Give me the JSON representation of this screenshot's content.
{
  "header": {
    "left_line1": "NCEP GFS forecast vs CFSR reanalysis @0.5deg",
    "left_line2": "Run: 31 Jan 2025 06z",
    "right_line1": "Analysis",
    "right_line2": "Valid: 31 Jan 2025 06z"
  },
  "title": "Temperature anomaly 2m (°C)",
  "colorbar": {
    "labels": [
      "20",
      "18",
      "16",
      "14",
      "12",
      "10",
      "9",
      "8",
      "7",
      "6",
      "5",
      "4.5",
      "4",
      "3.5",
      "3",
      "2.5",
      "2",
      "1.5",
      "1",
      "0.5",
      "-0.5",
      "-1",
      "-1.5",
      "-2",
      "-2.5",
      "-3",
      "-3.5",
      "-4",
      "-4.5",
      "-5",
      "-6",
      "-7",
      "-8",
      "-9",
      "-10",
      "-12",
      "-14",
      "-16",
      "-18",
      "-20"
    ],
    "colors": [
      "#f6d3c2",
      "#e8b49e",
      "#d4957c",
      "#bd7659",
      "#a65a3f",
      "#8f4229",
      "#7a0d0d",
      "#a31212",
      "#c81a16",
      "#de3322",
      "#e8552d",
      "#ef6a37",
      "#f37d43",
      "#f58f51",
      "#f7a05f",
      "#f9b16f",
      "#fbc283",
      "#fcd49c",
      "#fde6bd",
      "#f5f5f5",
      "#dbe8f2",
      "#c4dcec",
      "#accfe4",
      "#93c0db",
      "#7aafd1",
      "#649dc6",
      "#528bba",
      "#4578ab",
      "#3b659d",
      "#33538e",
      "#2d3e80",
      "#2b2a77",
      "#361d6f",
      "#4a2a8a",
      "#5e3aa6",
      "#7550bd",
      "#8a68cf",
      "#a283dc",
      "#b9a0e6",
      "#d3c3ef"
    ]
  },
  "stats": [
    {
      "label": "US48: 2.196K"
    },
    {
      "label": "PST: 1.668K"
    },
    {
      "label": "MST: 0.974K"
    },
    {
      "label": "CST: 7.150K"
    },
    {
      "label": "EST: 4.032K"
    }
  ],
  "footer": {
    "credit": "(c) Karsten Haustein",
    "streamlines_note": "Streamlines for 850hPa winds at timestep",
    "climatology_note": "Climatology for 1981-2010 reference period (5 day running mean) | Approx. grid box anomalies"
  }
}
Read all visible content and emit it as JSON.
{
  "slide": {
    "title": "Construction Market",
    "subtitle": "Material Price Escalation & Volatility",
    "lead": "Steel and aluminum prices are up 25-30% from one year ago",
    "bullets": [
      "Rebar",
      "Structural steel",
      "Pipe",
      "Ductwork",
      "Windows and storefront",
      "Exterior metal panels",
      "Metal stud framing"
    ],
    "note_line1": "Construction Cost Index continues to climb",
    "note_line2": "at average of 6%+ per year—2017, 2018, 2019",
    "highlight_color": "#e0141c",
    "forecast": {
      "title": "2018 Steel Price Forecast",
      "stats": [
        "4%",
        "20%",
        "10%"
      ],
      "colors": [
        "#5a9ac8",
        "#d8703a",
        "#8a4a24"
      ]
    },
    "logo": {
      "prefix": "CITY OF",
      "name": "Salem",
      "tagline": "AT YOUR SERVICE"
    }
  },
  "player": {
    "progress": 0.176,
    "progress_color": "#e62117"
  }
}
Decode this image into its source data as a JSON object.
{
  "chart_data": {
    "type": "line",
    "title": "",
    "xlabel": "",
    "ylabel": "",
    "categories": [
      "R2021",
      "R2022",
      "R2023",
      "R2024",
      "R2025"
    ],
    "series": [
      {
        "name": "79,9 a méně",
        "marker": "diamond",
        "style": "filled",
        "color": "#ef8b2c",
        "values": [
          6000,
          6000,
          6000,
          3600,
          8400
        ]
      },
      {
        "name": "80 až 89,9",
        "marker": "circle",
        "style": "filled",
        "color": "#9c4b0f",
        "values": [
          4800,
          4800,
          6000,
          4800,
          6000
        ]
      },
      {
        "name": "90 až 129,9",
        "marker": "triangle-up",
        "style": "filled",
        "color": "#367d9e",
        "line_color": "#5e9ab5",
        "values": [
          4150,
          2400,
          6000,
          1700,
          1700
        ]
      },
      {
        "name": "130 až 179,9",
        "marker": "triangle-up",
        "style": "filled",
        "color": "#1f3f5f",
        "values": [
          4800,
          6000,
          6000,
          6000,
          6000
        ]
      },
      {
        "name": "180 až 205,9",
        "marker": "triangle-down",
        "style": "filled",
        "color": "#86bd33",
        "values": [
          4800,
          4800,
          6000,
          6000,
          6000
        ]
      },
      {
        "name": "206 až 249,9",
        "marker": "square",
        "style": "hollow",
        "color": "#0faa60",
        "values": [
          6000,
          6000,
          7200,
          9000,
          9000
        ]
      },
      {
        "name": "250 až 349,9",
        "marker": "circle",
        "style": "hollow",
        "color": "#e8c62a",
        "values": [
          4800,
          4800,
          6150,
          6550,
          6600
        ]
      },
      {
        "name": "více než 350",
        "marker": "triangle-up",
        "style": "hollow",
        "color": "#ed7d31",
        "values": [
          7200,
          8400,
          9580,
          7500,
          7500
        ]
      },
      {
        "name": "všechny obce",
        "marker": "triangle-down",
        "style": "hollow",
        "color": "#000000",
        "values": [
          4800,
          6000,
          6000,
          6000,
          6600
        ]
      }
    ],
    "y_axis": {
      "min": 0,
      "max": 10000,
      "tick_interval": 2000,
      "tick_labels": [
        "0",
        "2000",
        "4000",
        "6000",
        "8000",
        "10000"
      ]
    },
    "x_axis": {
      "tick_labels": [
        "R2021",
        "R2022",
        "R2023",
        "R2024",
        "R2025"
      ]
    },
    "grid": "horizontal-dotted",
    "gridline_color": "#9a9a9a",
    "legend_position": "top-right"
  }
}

- Given task
Show all lines in the entries above where the word "JSON" appears.

- Right answer
Give me the JSON representation of this screenshot's content.
Read all visible content and emit it as JSON.
Decode this image into its source data as a JSON object.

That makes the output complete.